(Source passage):
Vandalism basically includes most forms of non-constructive editing, including (but not limited to) removal of a large amount of content from pages for no given reason, spamming up pages, and simply inserting nonsense into pages. Keep in mind that:

  • Not all trolling is vandalism, but vandalism is often a common form of "trolling" via wikis.
  • That said, vandalism is also a waste of everyone's time, especially the vandal's.
  • It's also undo-able in at least 10 seconds, and will more than likely result in a block.


In the event an admin isn't present to undo vandalism (on this or other wikis), you can often combat it yourself, usually very easily. That said, keep these important pointers in mind:

  • Always view the page history first. This way you don't make the mistake of marking a legit-but-vandalized article for deletion.
  • In some cases, there will simply be at least an extra sentence or two added, or a few words changed, and you can manually edit those out.
  • For single-edit cases, there is an undo button next to the last edit made in the history section, though it can be used for any edit as long as no other edits were made over it; this can also be accessed via Wiki Activity or Recent Changes. Pressing Undo will bring up the editing screen, which will detail the changes being undone and generate an edit summary, always along the lines of "Undid revision #xxxxxx by Username (talk)", that can be changed if so desired. After making any additional changes needed, simply press Submit to finish undoing the edit.

(Supplied material):
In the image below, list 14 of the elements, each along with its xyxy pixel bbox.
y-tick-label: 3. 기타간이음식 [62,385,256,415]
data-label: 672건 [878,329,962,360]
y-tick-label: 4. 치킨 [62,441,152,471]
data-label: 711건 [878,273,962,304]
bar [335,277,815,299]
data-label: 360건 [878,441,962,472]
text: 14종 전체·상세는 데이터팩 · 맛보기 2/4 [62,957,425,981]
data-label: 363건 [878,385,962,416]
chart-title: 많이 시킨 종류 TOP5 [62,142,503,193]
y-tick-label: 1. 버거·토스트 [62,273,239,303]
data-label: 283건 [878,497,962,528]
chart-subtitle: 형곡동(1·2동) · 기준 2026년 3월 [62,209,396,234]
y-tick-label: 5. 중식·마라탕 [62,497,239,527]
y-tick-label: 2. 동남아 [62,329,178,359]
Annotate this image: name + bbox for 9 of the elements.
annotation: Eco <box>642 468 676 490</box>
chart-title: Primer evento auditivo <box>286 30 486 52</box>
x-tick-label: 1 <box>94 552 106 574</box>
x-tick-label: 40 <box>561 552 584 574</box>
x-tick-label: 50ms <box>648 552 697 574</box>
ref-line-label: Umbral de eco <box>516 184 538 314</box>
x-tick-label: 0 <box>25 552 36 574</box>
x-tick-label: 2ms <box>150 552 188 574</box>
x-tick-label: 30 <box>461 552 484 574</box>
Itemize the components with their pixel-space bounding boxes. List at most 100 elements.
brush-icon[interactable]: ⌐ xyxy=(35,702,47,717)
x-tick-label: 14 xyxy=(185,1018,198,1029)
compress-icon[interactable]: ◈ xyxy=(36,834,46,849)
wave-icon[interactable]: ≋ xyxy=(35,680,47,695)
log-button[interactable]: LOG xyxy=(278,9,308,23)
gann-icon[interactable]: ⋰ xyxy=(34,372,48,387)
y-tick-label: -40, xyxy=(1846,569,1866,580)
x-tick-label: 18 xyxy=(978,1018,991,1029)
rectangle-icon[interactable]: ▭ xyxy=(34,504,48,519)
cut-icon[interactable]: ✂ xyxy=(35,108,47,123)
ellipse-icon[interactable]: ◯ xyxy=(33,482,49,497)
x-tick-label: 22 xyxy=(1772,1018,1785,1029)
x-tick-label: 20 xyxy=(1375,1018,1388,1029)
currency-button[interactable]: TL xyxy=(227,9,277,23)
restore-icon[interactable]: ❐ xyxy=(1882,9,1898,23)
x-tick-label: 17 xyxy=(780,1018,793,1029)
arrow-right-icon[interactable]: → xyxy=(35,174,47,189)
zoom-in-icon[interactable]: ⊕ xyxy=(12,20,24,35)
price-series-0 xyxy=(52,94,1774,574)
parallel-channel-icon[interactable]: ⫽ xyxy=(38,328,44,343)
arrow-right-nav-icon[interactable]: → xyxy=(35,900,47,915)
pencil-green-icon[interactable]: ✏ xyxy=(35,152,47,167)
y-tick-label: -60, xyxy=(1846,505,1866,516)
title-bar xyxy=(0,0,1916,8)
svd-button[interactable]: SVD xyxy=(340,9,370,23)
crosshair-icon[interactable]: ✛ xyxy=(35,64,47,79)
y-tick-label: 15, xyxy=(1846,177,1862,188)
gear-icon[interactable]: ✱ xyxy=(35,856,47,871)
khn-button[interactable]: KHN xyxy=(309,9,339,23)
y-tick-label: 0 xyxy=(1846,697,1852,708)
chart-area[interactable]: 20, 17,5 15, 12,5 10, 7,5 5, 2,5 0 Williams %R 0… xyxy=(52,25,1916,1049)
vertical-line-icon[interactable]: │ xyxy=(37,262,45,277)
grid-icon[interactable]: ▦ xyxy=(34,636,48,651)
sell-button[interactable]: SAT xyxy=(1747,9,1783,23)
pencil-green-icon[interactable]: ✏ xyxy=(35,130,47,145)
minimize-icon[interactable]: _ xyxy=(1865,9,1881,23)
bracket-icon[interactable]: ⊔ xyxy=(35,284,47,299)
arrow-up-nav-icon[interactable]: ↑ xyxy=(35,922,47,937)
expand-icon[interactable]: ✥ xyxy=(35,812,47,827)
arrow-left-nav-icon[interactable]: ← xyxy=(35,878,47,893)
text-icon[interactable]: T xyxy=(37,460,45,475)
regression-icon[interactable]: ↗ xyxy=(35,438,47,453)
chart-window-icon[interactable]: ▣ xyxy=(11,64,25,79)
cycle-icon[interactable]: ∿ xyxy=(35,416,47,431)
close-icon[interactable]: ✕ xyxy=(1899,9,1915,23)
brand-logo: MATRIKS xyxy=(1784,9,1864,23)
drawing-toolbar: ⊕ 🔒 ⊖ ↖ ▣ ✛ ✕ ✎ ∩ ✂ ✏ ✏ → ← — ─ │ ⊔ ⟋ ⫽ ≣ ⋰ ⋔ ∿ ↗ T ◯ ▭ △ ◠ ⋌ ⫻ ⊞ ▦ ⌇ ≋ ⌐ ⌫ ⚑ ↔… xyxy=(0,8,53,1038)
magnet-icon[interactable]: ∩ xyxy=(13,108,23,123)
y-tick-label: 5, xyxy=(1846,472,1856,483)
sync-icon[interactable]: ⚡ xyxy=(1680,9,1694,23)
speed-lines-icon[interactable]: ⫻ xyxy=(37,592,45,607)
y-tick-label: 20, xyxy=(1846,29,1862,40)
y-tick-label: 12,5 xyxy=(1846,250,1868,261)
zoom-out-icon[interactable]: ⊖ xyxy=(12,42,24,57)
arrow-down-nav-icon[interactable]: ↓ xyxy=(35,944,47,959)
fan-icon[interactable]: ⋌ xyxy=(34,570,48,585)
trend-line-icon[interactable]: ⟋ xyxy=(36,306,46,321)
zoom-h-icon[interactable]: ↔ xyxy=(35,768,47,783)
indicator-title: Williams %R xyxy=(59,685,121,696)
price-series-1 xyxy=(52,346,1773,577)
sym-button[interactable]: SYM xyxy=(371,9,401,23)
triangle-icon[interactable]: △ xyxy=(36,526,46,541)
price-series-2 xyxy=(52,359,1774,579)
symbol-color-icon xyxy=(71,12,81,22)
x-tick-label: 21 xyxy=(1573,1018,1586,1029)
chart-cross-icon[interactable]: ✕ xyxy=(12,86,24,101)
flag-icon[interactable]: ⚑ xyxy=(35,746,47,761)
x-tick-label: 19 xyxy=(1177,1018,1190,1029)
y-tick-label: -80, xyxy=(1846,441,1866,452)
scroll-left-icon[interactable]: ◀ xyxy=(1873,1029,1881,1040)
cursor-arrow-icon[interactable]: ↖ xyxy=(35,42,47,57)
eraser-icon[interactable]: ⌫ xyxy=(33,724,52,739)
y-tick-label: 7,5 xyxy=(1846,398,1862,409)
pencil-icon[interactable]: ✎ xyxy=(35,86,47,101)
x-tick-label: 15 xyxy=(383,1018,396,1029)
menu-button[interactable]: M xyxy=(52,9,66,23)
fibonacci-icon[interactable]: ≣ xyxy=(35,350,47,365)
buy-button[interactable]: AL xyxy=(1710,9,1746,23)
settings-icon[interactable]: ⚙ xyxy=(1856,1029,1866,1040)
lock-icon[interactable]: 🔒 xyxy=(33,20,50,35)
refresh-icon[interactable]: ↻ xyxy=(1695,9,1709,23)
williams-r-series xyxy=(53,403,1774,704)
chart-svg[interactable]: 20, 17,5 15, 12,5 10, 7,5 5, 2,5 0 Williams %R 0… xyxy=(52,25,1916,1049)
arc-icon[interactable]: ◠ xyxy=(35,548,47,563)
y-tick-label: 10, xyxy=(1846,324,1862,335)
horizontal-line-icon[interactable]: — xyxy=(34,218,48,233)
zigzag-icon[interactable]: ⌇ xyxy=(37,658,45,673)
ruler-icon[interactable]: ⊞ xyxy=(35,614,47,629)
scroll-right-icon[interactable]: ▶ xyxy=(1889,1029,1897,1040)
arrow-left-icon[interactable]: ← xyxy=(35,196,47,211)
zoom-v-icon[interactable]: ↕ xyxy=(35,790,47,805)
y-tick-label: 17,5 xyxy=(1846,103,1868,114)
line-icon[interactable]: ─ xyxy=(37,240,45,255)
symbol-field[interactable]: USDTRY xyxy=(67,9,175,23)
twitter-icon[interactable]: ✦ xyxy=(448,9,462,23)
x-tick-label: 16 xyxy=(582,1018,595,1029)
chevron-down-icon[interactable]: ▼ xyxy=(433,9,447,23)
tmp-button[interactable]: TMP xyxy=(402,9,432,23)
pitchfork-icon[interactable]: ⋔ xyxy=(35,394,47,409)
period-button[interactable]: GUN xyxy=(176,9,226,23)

(What this exercise asks):
• A. In the wiki vandalism guide, what should you always view first before dealing with vandalism on a page?
• B. Repeat the wiki vandalism guide word for word, starting at "Vandalism basically includes" and ending at "in a block.".
• C. Pick up the wiki vandalism guide after its last sentence and carry it on.
The records play no part in what is asked here.

(The answers):
• A. The page history.

• B.
Vandalism basically includes most forms of non-constructive editing, including (but not limited to) removal of a large amount of content from pages for no given reason, spamming up pages, and simply inserting nonsense into pages. Keep in mind that:

  • Not all trolling is vandalism, but vandalism is often a common form of "trolling" via wikis.
  • That said, vandalism is also a waste of everyone's time, especially the vandal's.
  • It's also undo-able in at least 10 seconds, and will more than likely result in a block.

• C.
  • For multi-edit cases:
    • Admins with rollback can undo the last consecutive string of edits made by a user via the rollback option, found in the same area as the undo button.
    • All users can also access the History section and click the link to the last non-vandal edit made on the page. Hitting 'Edit' while on that older revision's page and then 'Submit' should restore the page to that revision.

Anti-Vandalism Do-Nots

When dealing with vandalism, there are many wrong ways to approach a situation.

  • Avoid antagonizing vandals whenever possible, whether via edit summaries or talk pages. Remember that vandalism is never serious enough to warrant a loss of temper, given how easily undo-able it often is. Plus, "an eye for an eye" logic tends to work horribly in the online realm, and will most certainly backfire here. Harassment, flaming, vandalism, etc. is a block-able offense no matter who it is directed towards. If you must leave them a message warning them and such, do so in as calm a manner as possible. 
  • Try to remain as 'neutral' as possible when trying to figure out whether an edit constitutes vandalism. In addition to the earlier tip on assuming good faith, some edits, while generally undesired, are not inherently malicious and can be fixed rather easily. Most of the time, it won't be hard to spot vandal edits.


We're not asking that you be all sunshine and rainbows, unless that's your prerogative. In any case at the least, try to keep interactions with other users as civil as possible.

  • If you have any personal problems with someone, and it's in danger of escalating into something disruptive, it's the admins' job to stop it before it gets that far, which will include blocking if needed. The least we ask of you is that, if you can't resolve said personal issues, then have the sense to keep it off-site.
  • This is especially recommended in the event you hold a grudge against an admin, or vice versa. Conflict management is an important skill for daily interaction, as explained previously, and misuses of power (or attempts at such) are frowned upon heavily.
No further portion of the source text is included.